## Problem statement
Scan the records for the string "error"; copy each line where it occurs.

## Data supplied
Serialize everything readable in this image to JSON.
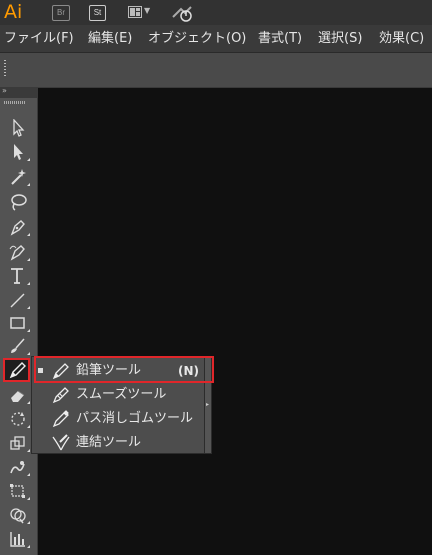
{
  "app": {
    "logo": "Ai",
    "bridge_label": "Br",
    "stock_label": "St",
    "workspace_icon": "layout-grid-icon",
    "sync_icon": "sync-icon"
  },
  "menu": {
    "items": [
      {
        "label": "ファイル(F)"
      },
      {
        "label": "編集(E)"
      },
      {
        "label": "オブジェクト(O)"
      },
      {
        "label": "書式(T)"
      },
      {
        "label": "選択(S)"
      },
      {
        "label": "効果(C)"
      }
    ]
  },
  "toolbox": {
    "collapse_icon": "»",
    "tools": [
      {
        "name": "selection-tool"
      },
      {
        "name": "direct-selection-tool"
      },
      {
        "name": "magic-wand-tool"
      },
      {
        "name": "lasso-tool"
      },
      {
        "name": "pen-tool"
      },
      {
        "name": "curvature-tool"
      },
      {
        "name": "type-tool"
      },
      {
        "name": "line-segment-tool"
      },
      {
        "name": "rectangle-tool"
      },
      {
        "name": "paintbrush-tool"
      },
      {
        "name": "pencil-tool",
        "active": true
      },
      {
        "name": "eraser-tool"
      },
      {
        "name": "rotate-tool"
      },
      {
        "name": "scale-tool"
      },
      {
        "name": "warp-tool"
      },
      {
        "name": "free-transform-tool"
      },
      {
        "name": "shape-builder-tool"
      },
      {
        "name": "graph-tool"
      }
    ]
  },
  "flyout": {
    "items": [
      {
        "label": "鉛筆ツール",
        "shortcut": "(N)",
        "icon": "pencil-icon",
        "selected": true
      },
      {
        "label": "スムーズツール",
        "shortcut": "",
        "icon": "smooth-icon"
      },
      {
        "label": "パス消しゴムツール",
        "shortcut": "",
        "icon": "path-eraser-icon"
      },
      {
        "label": "連結ツール",
        "shortcut": "",
        "icon": "join-icon"
      }
    ]
  },
  "colors": {
    "accent_highlight": "#e0262a",
    "logo": "#ff9a00",
    "canvas": "#101010"
  }
}
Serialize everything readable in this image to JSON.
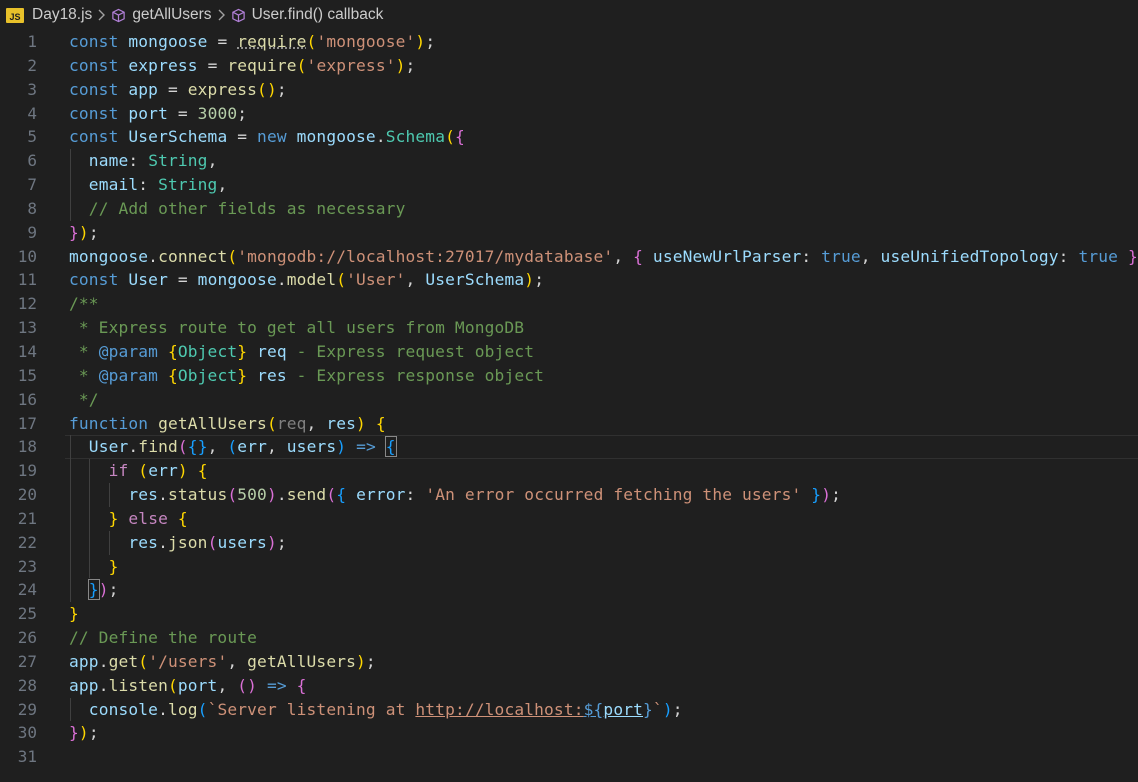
{
  "breadcrumb": {
    "file_icon": "JS",
    "file": "Day18.js",
    "symbol1": "getAllUsers",
    "symbol2": "User.find() callback"
  },
  "editor": {
    "language": "javascript",
    "current_line": 18,
    "lines": [
      {
        "n": "1",
        "t": [
          [
            "kw",
            "const"
          ],
          [
            "pln",
            " "
          ],
          [
            "var",
            "mongoose"
          ],
          [
            "pln",
            " = "
          ],
          [
            "fn dots",
            "require"
          ],
          [
            "b1",
            "("
          ],
          [
            "str",
            "'mongoose'"
          ],
          [
            "b1",
            ")"
          ],
          [
            "pln",
            ";"
          ]
        ]
      },
      {
        "n": "2",
        "t": [
          [
            "kw",
            "const"
          ],
          [
            "pln",
            " "
          ],
          [
            "var",
            "express"
          ],
          [
            "pln",
            " = "
          ],
          [
            "fn",
            "require"
          ],
          [
            "b1",
            "("
          ],
          [
            "str",
            "'express'"
          ],
          [
            "b1",
            ")"
          ],
          [
            "pln",
            ";"
          ]
        ]
      },
      {
        "n": "3",
        "t": [
          [
            "kw",
            "const"
          ],
          [
            "pln",
            " "
          ],
          [
            "var",
            "app"
          ],
          [
            "pln",
            " = "
          ],
          [
            "fn",
            "express"
          ],
          [
            "b1",
            "()"
          ],
          [
            "pln",
            ";"
          ]
        ]
      },
      {
        "n": "4",
        "t": [
          [
            "kw",
            "const"
          ],
          [
            "pln",
            " "
          ],
          [
            "var",
            "port"
          ],
          [
            "pln",
            " = "
          ],
          [
            "num",
            "3000"
          ],
          [
            "pln",
            ";"
          ]
        ]
      },
      {
        "n": "5",
        "t": [
          [
            "kw",
            "const"
          ],
          [
            "pln",
            " "
          ],
          [
            "var",
            "UserSchema"
          ],
          [
            "pln",
            " = "
          ],
          [
            "kw",
            "new"
          ],
          [
            "pln",
            " "
          ],
          [
            "var",
            "mongoose"
          ],
          [
            "pln",
            "."
          ],
          [
            "cls",
            "Schema"
          ],
          [
            "b1",
            "("
          ],
          [
            "b2",
            "{"
          ]
        ]
      },
      {
        "n": "6",
        "t": [
          [
            "pln",
            "  "
          ],
          [
            "var",
            "name"
          ],
          [
            "pln",
            ": "
          ],
          [
            "cls",
            "String"
          ],
          [
            "pln",
            ","
          ]
        ]
      },
      {
        "n": "7",
        "t": [
          [
            "pln",
            "  "
          ],
          [
            "var",
            "email"
          ],
          [
            "pln",
            ": "
          ],
          [
            "cls",
            "String"
          ],
          [
            "pln",
            ","
          ]
        ]
      },
      {
        "n": "8",
        "t": [
          [
            "pln",
            "  "
          ],
          [
            "com",
            "// Add other fields as necessary"
          ]
        ]
      },
      {
        "n": "9",
        "t": [
          [
            "b2",
            "}"
          ],
          [
            "b1",
            ")"
          ],
          [
            "pln",
            ";"
          ]
        ]
      },
      {
        "n": "10",
        "t": [
          [
            "var",
            "mongoose"
          ],
          [
            "pln",
            "."
          ],
          [
            "fn",
            "connect"
          ],
          [
            "b1",
            "("
          ],
          [
            "str",
            "'mongodb://localhost:27017/mydatabase'"
          ],
          [
            "pln",
            ", "
          ],
          [
            "b2",
            "{"
          ],
          [
            "pln",
            " "
          ],
          [
            "var",
            "useNewUrlParser"
          ],
          [
            "pln",
            ": "
          ],
          [
            "kw",
            "true"
          ],
          [
            "pln",
            ", "
          ],
          [
            "var",
            "useUnifiedTopology"
          ],
          [
            "pln",
            ": "
          ],
          [
            "kw",
            "true"
          ],
          [
            "pln",
            " "
          ],
          [
            "b2",
            "}"
          ],
          [
            "b1",
            ")"
          ],
          [
            "pln",
            ";"
          ]
        ]
      },
      {
        "n": "11",
        "t": [
          [
            "kw",
            "const"
          ],
          [
            "pln",
            " "
          ],
          [
            "var",
            "User"
          ],
          [
            "pln",
            " = "
          ],
          [
            "var",
            "mongoose"
          ],
          [
            "pln",
            "."
          ],
          [
            "fn",
            "model"
          ],
          [
            "b1",
            "("
          ],
          [
            "str",
            "'User'"
          ],
          [
            "pln",
            ", "
          ],
          [
            "var",
            "UserSchema"
          ],
          [
            "b1",
            ")"
          ],
          [
            "pln",
            ";"
          ]
        ]
      },
      {
        "n": "12",
        "t": [
          [
            "com",
            "/**"
          ]
        ]
      },
      {
        "n": "13",
        "t": [
          [
            "com",
            " * Express route to get all users from MongoDB"
          ]
        ]
      },
      {
        "n": "14",
        "t": [
          [
            "com",
            " * "
          ],
          [
            "kw",
            "@param"
          ],
          [
            "com",
            " "
          ],
          [
            "b1",
            "{"
          ],
          [
            "cls",
            "Object"
          ],
          [
            "b1",
            "}"
          ],
          [
            "com",
            " "
          ],
          [
            "var",
            "req"
          ],
          [
            "com",
            " - Express request object"
          ]
        ]
      },
      {
        "n": "15",
        "t": [
          [
            "com",
            " * "
          ],
          [
            "kw",
            "@param"
          ],
          [
            "com",
            " "
          ],
          [
            "b1",
            "{"
          ],
          [
            "cls",
            "Object"
          ],
          [
            "b1",
            "}"
          ],
          [
            "com",
            " "
          ],
          [
            "var",
            "res"
          ],
          [
            "com",
            " - Express response object"
          ]
        ]
      },
      {
        "n": "16",
        "t": [
          [
            "com",
            " */"
          ]
        ]
      },
      {
        "n": "17",
        "t": [
          [
            "kw",
            "function"
          ],
          [
            "pln",
            " "
          ],
          [
            "fn",
            "getAllUsers"
          ],
          [
            "b1",
            "("
          ],
          [
            "dim",
            "req"
          ],
          [
            "pln",
            ", "
          ],
          [
            "var",
            "res"
          ],
          [
            "b1",
            ")"
          ],
          [
            "pln",
            " "
          ],
          [
            "b1",
            "{"
          ]
        ]
      },
      {
        "n": "18",
        "t": [
          [
            "pln",
            "  "
          ],
          [
            "var",
            "User"
          ],
          [
            "pln",
            "."
          ],
          [
            "fn",
            "find"
          ],
          [
            "b2",
            "("
          ],
          [
            "b3",
            "{}"
          ],
          [
            "pln",
            ", "
          ],
          [
            "b3",
            "("
          ],
          [
            "var",
            "err"
          ],
          [
            "pln",
            ", "
          ],
          [
            "var",
            "users"
          ],
          [
            "b3",
            ")"
          ],
          [
            "pln",
            " "
          ],
          [
            "kw",
            "=>"
          ],
          [
            "pln",
            " "
          ],
          [
            "b3 bm",
            "{"
          ]
        ]
      },
      {
        "n": "19",
        "t": [
          [
            "pln",
            "    "
          ],
          [
            "ctl",
            "if"
          ],
          [
            "pln",
            " "
          ],
          [
            "b1",
            "("
          ],
          [
            "var",
            "err"
          ],
          [
            "b1",
            ")"
          ],
          [
            "pln",
            " "
          ],
          [
            "b1",
            "{"
          ]
        ]
      },
      {
        "n": "20",
        "t": [
          [
            "pln",
            "      "
          ],
          [
            "var",
            "res"
          ],
          [
            "pln",
            "."
          ],
          [
            "fn",
            "status"
          ],
          [
            "b2",
            "("
          ],
          [
            "num",
            "500"
          ],
          [
            "b2",
            ")"
          ],
          [
            "pln",
            "."
          ],
          [
            "fn",
            "send"
          ],
          [
            "b2",
            "("
          ],
          [
            "b3",
            "{"
          ],
          [
            "pln",
            " "
          ],
          [
            "var",
            "error"
          ],
          [
            "pln",
            ": "
          ],
          [
            "str",
            "'An error occurred fetching the users'"
          ],
          [
            "pln",
            " "
          ],
          [
            "b3",
            "}"
          ],
          [
            "b2",
            ")"
          ],
          [
            "pln",
            ";"
          ]
        ]
      },
      {
        "n": "21",
        "t": [
          [
            "pln",
            "    "
          ],
          [
            "b1",
            "}"
          ],
          [
            "pln",
            " "
          ],
          [
            "ctl",
            "else"
          ],
          [
            "pln",
            " "
          ],
          [
            "b1",
            "{"
          ]
        ]
      },
      {
        "n": "22",
        "t": [
          [
            "pln",
            "      "
          ],
          [
            "var",
            "res"
          ],
          [
            "pln",
            "."
          ],
          [
            "fn",
            "json"
          ],
          [
            "b2",
            "("
          ],
          [
            "var",
            "users"
          ],
          [
            "b2",
            ")"
          ],
          [
            "pln",
            ";"
          ]
        ]
      },
      {
        "n": "23",
        "t": [
          [
            "pln",
            "    "
          ],
          [
            "b1",
            "}"
          ]
        ]
      },
      {
        "n": "24",
        "t": [
          [
            "pln",
            "  "
          ],
          [
            "b3 bm",
            "}"
          ],
          [
            "b2",
            ")"
          ],
          [
            "pln",
            ";"
          ]
        ]
      },
      {
        "n": "25",
        "t": [
          [
            "b1",
            "}"
          ]
        ]
      },
      {
        "n": "26",
        "t": [
          [
            "com",
            "// Define the route"
          ]
        ]
      },
      {
        "n": "27",
        "t": [
          [
            "var",
            "app"
          ],
          [
            "pln",
            "."
          ],
          [
            "fn",
            "get"
          ],
          [
            "b1",
            "("
          ],
          [
            "str",
            "'/users'"
          ],
          [
            "pln",
            ", "
          ],
          [
            "fn",
            "getAllUsers"
          ],
          [
            "b1",
            ")"
          ],
          [
            "pln",
            ";"
          ]
        ]
      },
      {
        "n": "28",
        "t": [
          [
            "var",
            "app"
          ],
          [
            "pln",
            "."
          ],
          [
            "fn",
            "listen"
          ],
          [
            "b1",
            "("
          ],
          [
            "var",
            "port"
          ],
          [
            "pln",
            ", "
          ],
          [
            "b2",
            "()"
          ],
          [
            "pln",
            " "
          ],
          [
            "kw",
            "=>"
          ],
          [
            "pln",
            " "
          ],
          [
            "b2",
            "{"
          ]
        ]
      },
      {
        "n": "29",
        "t": [
          [
            "pln",
            "  "
          ],
          [
            "var",
            "console"
          ],
          [
            "pln",
            "."
          ],
          [
            "fn",
            "log"
          ],
          [
            "b3",
            "("
          ],
          [
            "str",
            "`Server listening at "
          ],
          [
            "str und",
            "http://localhost:"
          ],
          [
            "kw und",
            "${"
          ],
          [
            "var und",
            "port"
          ],
          [
            "kw",
            "}"
          ],
          [
            "str",
            "`"
          ],
          [
            "b3",
            ")"
          ],
          [
            "pln",
            ";"
          ]
        ]
      },
      {
        "n": "30",
        "t": [
          [
            "b2",
            "}"
          ],
          [
            "b1",
            ")"
          ],
          [
            "pln",
            ";"
          ]
        ]
      },
      {
        "n": "31",
        "t": []
      }
    ]
  }
}
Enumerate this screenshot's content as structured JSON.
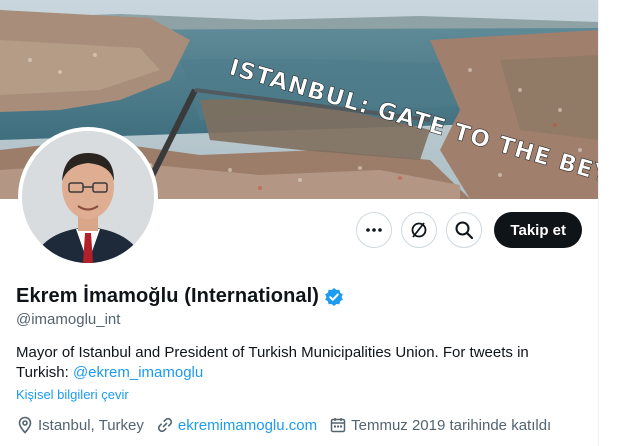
{
  "banner": {
    "headline": "ISTANBUL: GATE TO THE BEYOND"
  },
  "actions": {
    "more_icon": "more-icon",
    "notify_icon": "notifications-off-icon",
    "search_icon": "search-icon",
    "follow_label": "Takip et"
  },
  "profile": {
    "display_name": "Ekrem İmamoğlu (International)",
    "verified_icon": "verified-badge-icon",
    "handle": "@imamoglu_int",
    "bio_text": "Mayor of Istanbul and President of Turkish Municipalities Union. For tweets in Turkish: ",
    "bio_mention": "@ekrem_imamoglu",
    "translate_label": "Kişisel bilgileri çevir",
    "location": "Istanbul, Turkey",
    "website": "ekremimamoglu.com",
    "joined": "Temmuz 2019 tarihinde katıldı"
  },
  "colors": {
    "accent": "#1d9bf0",
    "text_primary": "#0f1419",
    "text_secondary": "#536471",
    "follow_bg": "#0f1419"
  }
}
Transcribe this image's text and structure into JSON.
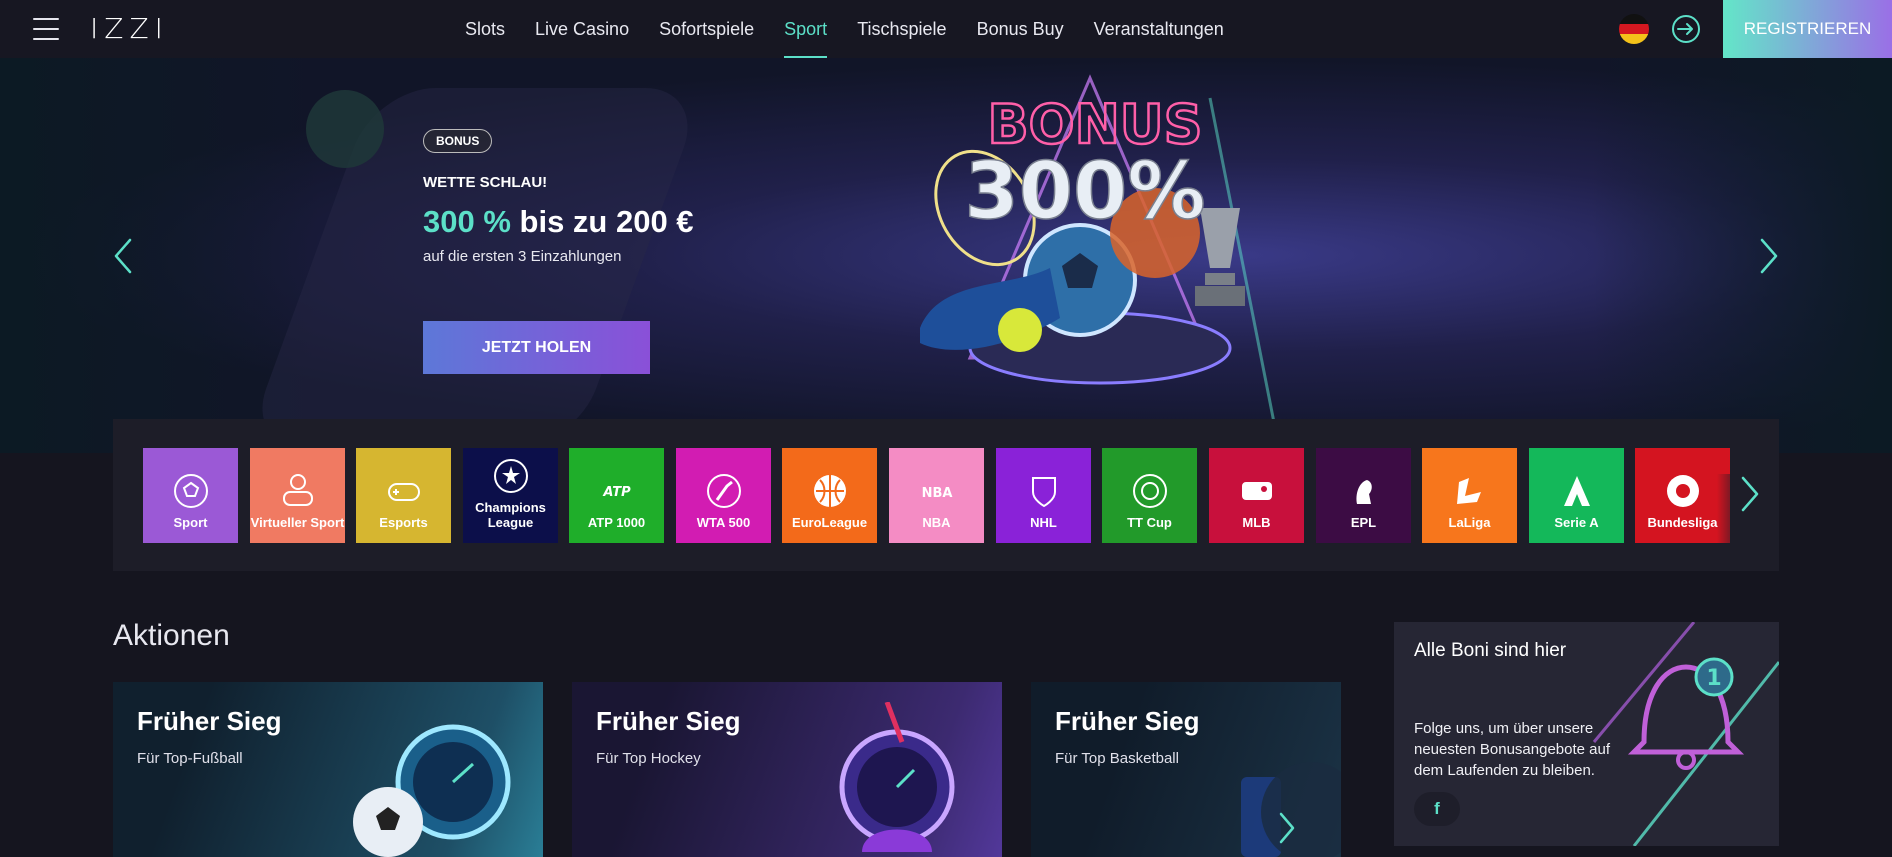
{
  "header": {
    "logo": "IZZI",
    "nav": [
      "Slots",
      "Live Casino",
      "Sofortspiele",
      "Sport",
      "Tischspiele",
      "Bonus Buy",
      "Veranstaltungen"
    ],
    "active_nav": "Sport",
    "register_label": "REGISTRIEREN",
    "language": "de-flag-icon"
  },
  "hero": {
    "badge": "BONUS",
    "kicker": "WETTE SCHLAU!",
    "title_accent": "300 %",
    "title_rest": " bis zu 200 €",
    "subtitle": "auf die ersten 3 Einzahlungen",
    "cta": "JETZT HOLEN",
    "art_text_top": "BONUS",
    "art_text_main": "300%"
  },
  "categories": [
    {
      "label": "Sport",
      "color": "#9b59d6"
    },
    {
      "label": "Virtueller Sport",
      "color": "#f07a62"
    },
    {
      "label": "Esports",
      "color": "#d6b630"
    },
    {
      "label": "Champions League",
      "color": "#0c0f4a"
    },
    {
      "label": "ATP 1000",
      "color": "#1fae2a"
    },
    {
      "label": "WTA 500",
      "color": "#d21cb2"
    },
    {
      "label": "EuroLeague",
      "color": "#f36a1a"
    },
    {
      "label": "NBA",
      "color": "#f48cc4"
    },
    {
      "label": "NHL",
      "color": "#8a22d8"
    },
    {
      "label": "TT Cup",
      "color": "#229a2a"
    },
    {
      "label": "MLB",
      "color": "#c8103c"
    },
    {
      "label": "EPL",
      "color": "#3c0c44"
    },
    {
      "label": "LaLiga",
      "color": "#f7761c"
    },
    {
      "label": "Serie A",
      "color": "#14b85a"
    },
    {
      "label": "Bundesliga",
      "color": "#d41420"
    }
  ],
  "section": {
    "title": "Aktionen"
  },
  "promos": [
    {
      "title": "Früher Sieg",
      "subtitle": "Für Top-Fußball"
    },
    {
      "title": "Früher Sieg",
      "subtitle": "Für Top Hockey"
    },
    {
      "title": "Früher Sieg",
      "subtitle": "Für Top Basketball"
    }
  ],
  "side_card": {
    "title": "Alle Boni sind hier",
    "text": "Folge uns, um über unsere neuesten Bonusangebote auf dem Laufenden zu bleiben.",
    "badge_count": "1",
    "social": "f"
  },
  "colors": {
    "accent": "#5ce0c8",
    "cta_start": "#5d78d8",
    "cta_end": "#8a50d8"
  }
}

## Written answer
            "error"
            "'An error occurred fetching the users'"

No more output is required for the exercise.